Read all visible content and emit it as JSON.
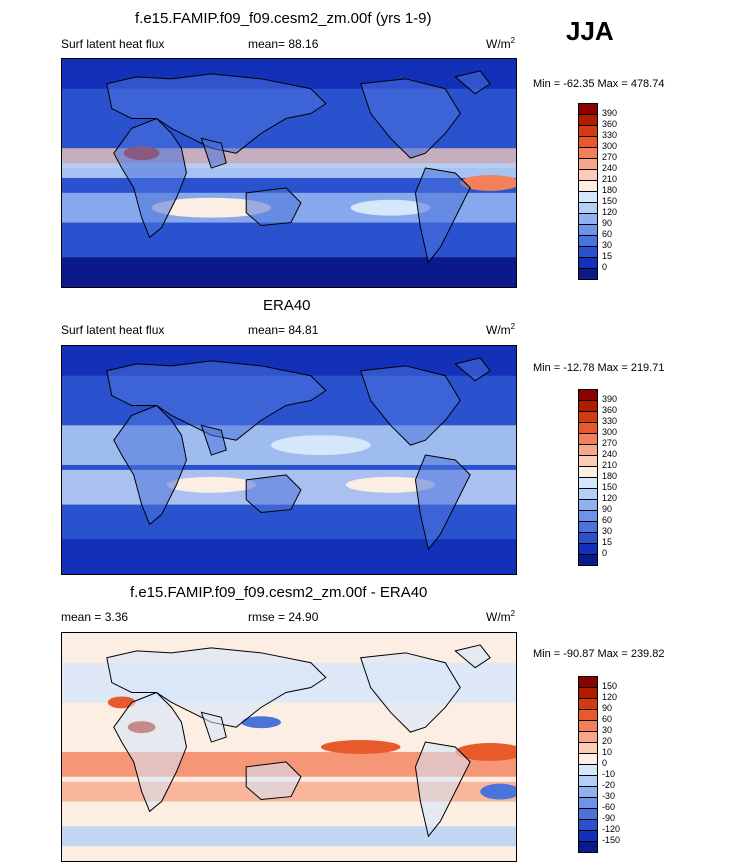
{
  "season": "JJA",
  "panels": [
    {
      "id": "model",
      "title": "f.e15.FAMIP.f09_f09.cesm2_zm.00f (yrs 1-9)",
      "left_label": "Surf latent heat flux",
      "stat": "mean=  88.16",
      "units": "W/m",
      "units_sup": "2",
      "minmax": "Min = -62.35 Max = 478.74",
      "field": "latent"
    },
    {
      "id": "obs",
      "title": "ERA40",
      "left_label": "Surf latent heat flux",
      "stat": "mean=  84.81",
      "units": "W/m",
      "units_sup": "2",
      "minmax": "Min = -12.78 Max = 219.71",
      "field": "latent"
    },
    {
      "id": "diff",
      "title": "f.e15.FAMIP.f09_f09.cesm2_zm.00f - ERA40",
      "left_label": "mean =   3.36",
      "stat": "rmse =  24.90",
      "units": "W/m",
      "units_sup": "2",
      "minmax": "Min = -90.87 Max = 239.82",
      "field": "diff"
    }
  ],
  "colorbars": {
    "latent": {
      "levels": [
        "390",
        "360",
        "330",
        "300",
        "270",
        "240",
        "210",
        "180",
        "150",
        "120",
        "90",
        "60",
        "30",
        "15",
        "0"
      ],
      "colors": [
        "#8b0000",
        "#b31b00",
        "#d43a0f",
        "#e85a2c",
        "#f2805a",
        "#f7a789",
        "#fbcdb8",
        "#fdeee3",
        "#d6e6fb",
        "#b4cff5",
        "#8fb2ee",
        "#6d94e6",
        "#4a73dc",
        "#2a52cf",
        "#1230b8",
        "#0a1a8a"
      ]
    },
    "diff": {
      "levels": [
        "150",
        "120",
        "90",
        "60",
        "30",
        "20",
        "10",
        "0",
        "-10",
        "-20",
        "-30",
        "-60",
        "-90",
        "-120",
        "-150"
      ],
      "colors": [
        "#8b0000",
        "#b31b00",
        "#d43a0f",
        "#e85a2c",
        "#f2805a",
        "#f7a789",
        "#fbcdb8",
        "#fdeee3",
        "#d6e6fb",
        "#b4cff5",
        "#8fb2ee",
        "#6d94e6",
        "#4a73dc",
        "#2a52cf",
        "#1230b8",
        "#0a1a8a"
      ]
    }
  },
  "chart_data": [
    {
      "type": "heatmap",
      "title": "f.e15.FAMIP.f09_f09.cesm2_zm.00f (yrs 1-9)",
      "variable": "Surf latent heat flux",
      "units": "W/m2",
      "mean": 88.16,
      "min": -62.35,
      "max": 478.74,
      "contour_levels": [
        0,
        15,
        30,
        60,
        90,
        120,
        150,
        180,
        210,
        240,
        270,
        300,
        330,
        360,
        390
      ]
    },
    {
      "type": "heatmap",
      "title": "ERA40",
      "variable": "Surf latent heat flux",
      "units": "W/m2",
      "mean": 84.81,
      "min": -12.78,
      "max": 219.71,
      "contour_levels": [
        0,
        15,
        30,
        60,
        90,
        120,
        150,
        180,
        210,
        240,
        270,
        300,
        330,
        360,
        390
      ]
    },
    {
      "type": "heatmap",
      "title": "f.e15.FAMIP.f09_f09.cesm2_zm.00f - ERA40",
      "units": "W/m2",
      "mean": 3.36,
      "rmse": 24.9,
      "min": -90.87,
      "max": 239.82,
      "contour_levels": [
        -150,
        -120,
        -90,
        -60,
        -30,
        -20,
        -10,
        0,
        10,
        20,
        30,
        60,
        90,
        120,
        150
      ]
    }
  ]
}
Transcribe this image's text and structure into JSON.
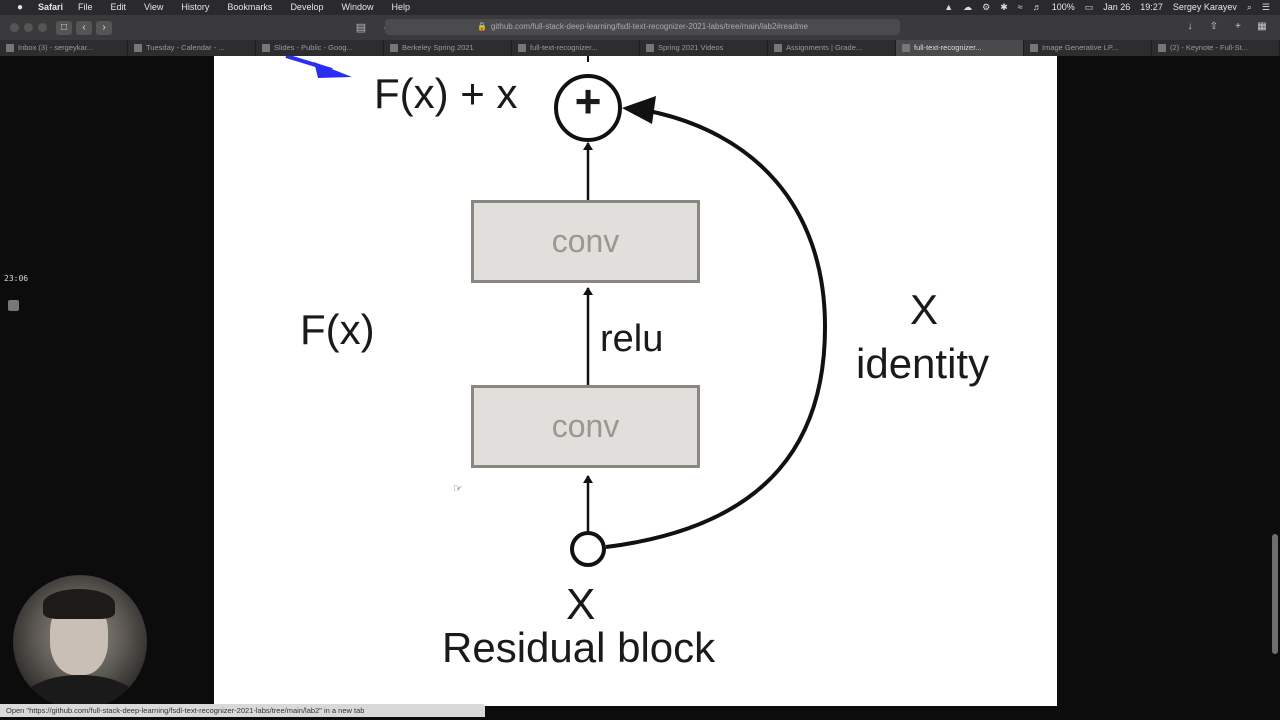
{
  "menubar": {
    "app": "Safari",
    "items": [
      "File",
      "Edit",
      "View",
      "History",
      "Bookmarks",
      "Develop",
      "Window",
      "Help"
    ],
    "battery": "100%",
    "date": "Jan 26",
    "time": "19:27",
    "user": "Sergey Karayev"
  },
  "toolbar": {
    "address": "github.com/full-stack-deep-learning/fsdl-text-recognizer-2021-labs/tree/main/lab2#readme"
  },
  "tabs": [
    {
      "label": "Inbox (3) - sergeykar..."
    },
    {
      "label": "Tuesday - Calendar - ..."
    },
    {
      "label": "Slides - Public - Goog..."
    },
    {
      "label": "Berkeley Spring 2021"
    },
    {
      "label": "full-text-recognizer..."
    },
    {
      "label": "Spring 2021 Videos"
    },
    {
      "label": "Assignments | Grade..."
    },
    {
      "label": "full-text-recognizer...",
      "active": true
    },
    {
      "label": "Image Generative LP..."
    },
    {
      "label": "(2) - Keynote - Full-St..."
    }
  ],
  "slide": {
    "sum_label": "F(x) + x",
    "plus_symbol": "+",
    "conv_top": "conv",
    "conv_bottom": "conv",
    "relu": "relu",
    "fx_label": "F(x)",
    "identity_x": "X",
    "identity_label": "identity",
    "input_x": "X",
    "caption": "Residual block"
  },
  "overlay": {
    "timer": "23:06"
  },
  "statusbar": {
    "text": "Open \"https://github.com/full-stack-deep-learning/fsdl-text-recognizer-2021-labs/tree/main/lab2\" in a new tab"
  },
  "colors": {
    "annotation_arrow": "#2a2ef5",
    "conv_fill": "#e1dfdc",
    "conv_border": "#8a8680"
  }
}
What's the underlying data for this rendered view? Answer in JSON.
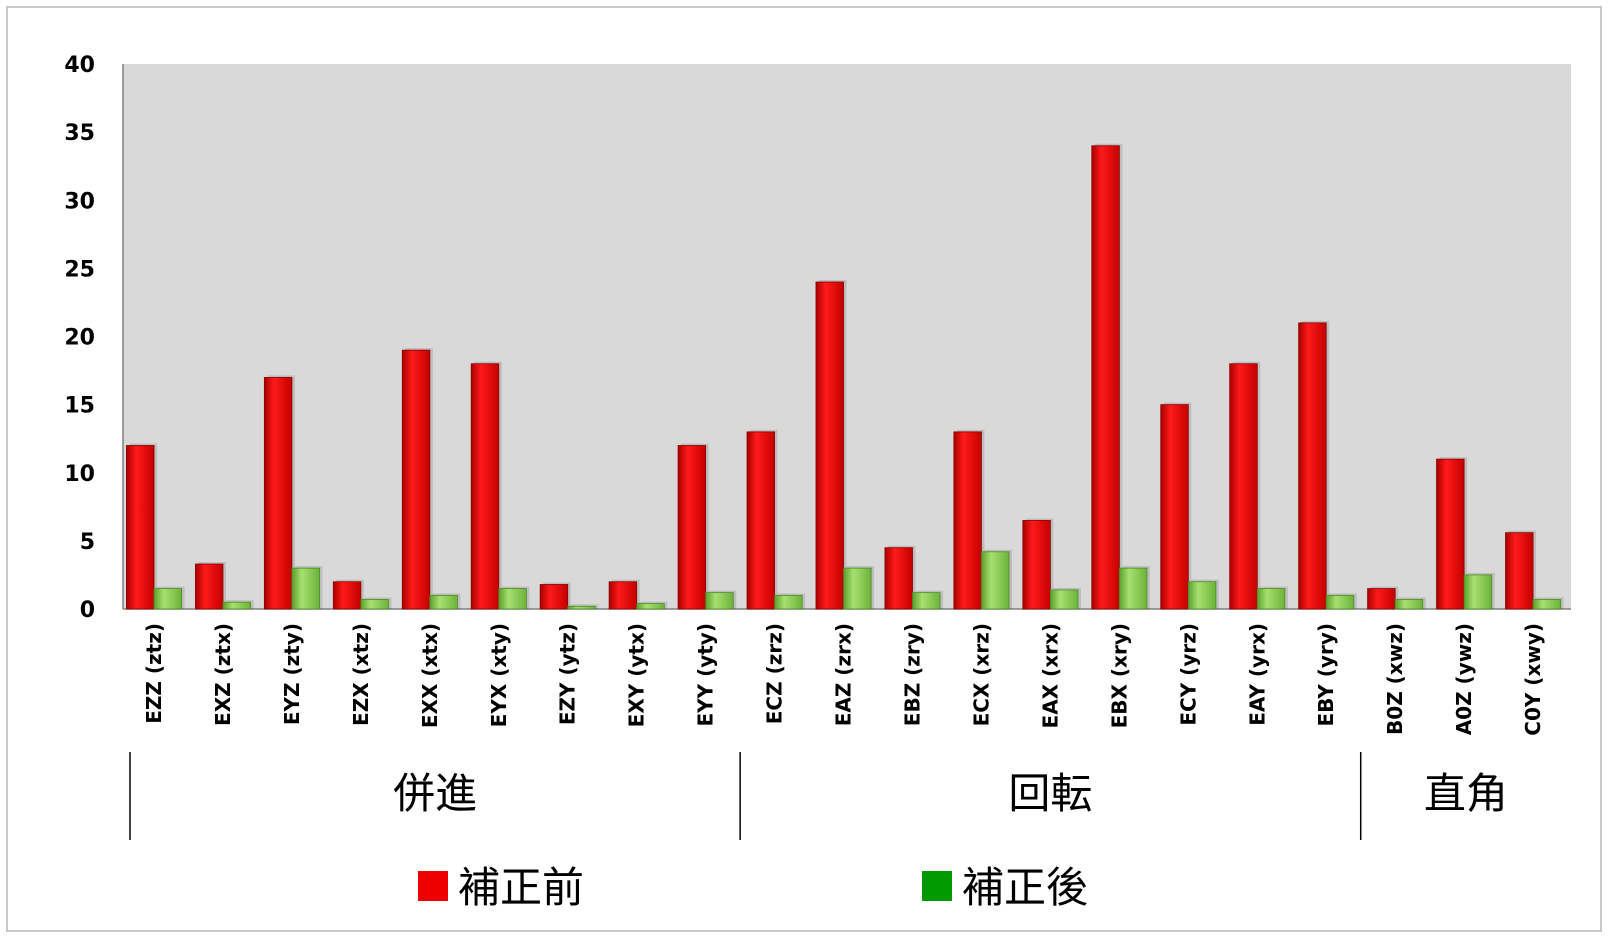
{
  "chart_data": {
    "type": "bar",
    "title": "",
    "xlabel": "",
    "ylabel": "",
    "ylim": [
      0,
      40
    ],
    "yticks": [
      "0",
      "5",
      "10",
      "15",
      "20",
      "25",
      "30",
      "35",
      "40"
    ],
    "grid": false,
    "categories": [
      "EZZ (ztz)",
      "EXZ (ztx)",
      "EYZ (zty)",
      "EZX (xtz)",
      "EXX (xtx)",
      "EYX (xty)",
      "EZY (ytz)",
      "EXY (ytx)",
      "EYY (yty)",
      "ECZ (zrz)",
      "EAZ (zrx)",
      "EBZ (zry)",
      "ECX (xrz)",
      "EAX (xrx)",
      "EBX (xry)",
      "ECY (yrz)",
      "EAY (yrx)",
      "EBY (yry)",
      "B0Z (xwz)",
      "A0Z (ywz)",
      "C0Y (xwy)"
    ],
    "series": [
      {
        "name": "補正前",
        "color": "#ee0000",
        "values": [
          12,
          3.3,
          17,
          2,
          19,
          18,
          1.8,
          2,
          12,
          13,
          24,
          4.5,
          13,
          6.5,
          34,
          15,
          18,
          21,
          1.5,
          11,
          5.6
        ]
      },
      {
        "name": "補正後",
        "color": "#8fd14f",
        "values": [
          1.5,
          0.5,
          3,
          0.7,
          1,
          1.5,
          0.2,
          0.4,
          1.2,
          1,
          3,
          1.2,
          4.2,
          1.4,
          3,
          2,
          1.5,
          1,
          0.7,
          2.5,
          0.7
        ]
      }
    ],
    "groups": [
      {
        "label": "併進",
        "start": 0,
        "end": 8
      },
      {
        "label": "回転",
        "start": 9,
        "end": 17
      },
      {
        "label": "直角",
        "start": 18,
        "end": 20
      }
    ],
    "legend": {
      "placement": "bottom",
      "items": [
        {
          "label": "補正前",
          "swatch": "#ee0000"
        },
        {
          "label": "補正後",
          "swatch": "#009900"
        }
      ]
    },
    "plot_background": "#d9d9d9"
  }
}
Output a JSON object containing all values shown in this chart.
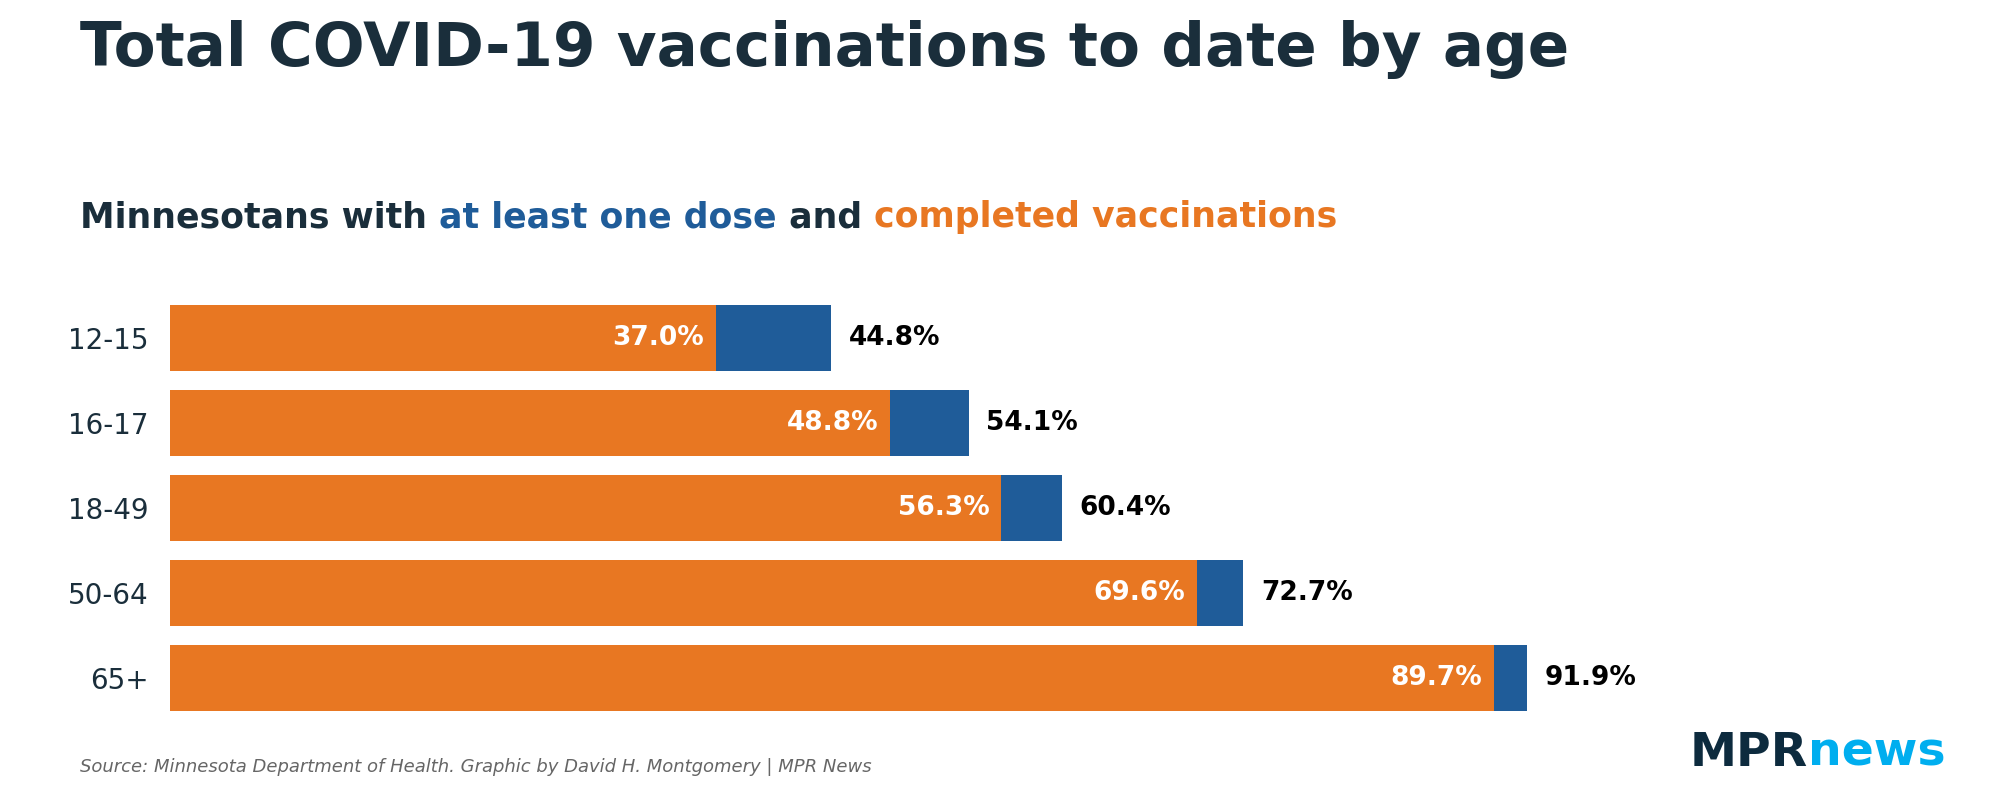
{
  "title": "Total COVID-19 vaccinations to date by age",
  "subtitle_plain": "Minnesotans with ",
  "subtitle_blue": "at least one dose",
  "subtitle_mid": " and ",
  "subtitle_orange": "completed vaccinations",
  "categories": [
    "12-15",
    "16-17",
    "18-49",
    "50-64",
    "65+"
  ],
  "at_least_one": [
    44.8,
    54.1,
    60.4,
    72.7,
    91.9
  ],
  "completed": [
    37.0,
    48.8,
    56.3,
    69.6,
    89.7
  ],
  "orange_color": "#E87722",
  "blue_color": "#1F5C99",
  "title_color": "#1a2e3b",
  "bg_color": "#FFFFFF",
  "bar_height": 0.78,
  "source_text": "Source: Minnesota Department of Health. Graphic by David H. Montgomery | MPR News",
  "source_color": "#666666",
  "mpr_dark": "#0D2B3E",
  "mpr_light_blue": "#00AEEF",
  "xlim": [
    0,
    105
  ]
}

# # # # # # #

Within the records above, how many lines include the word "date"? State the number by itself.

2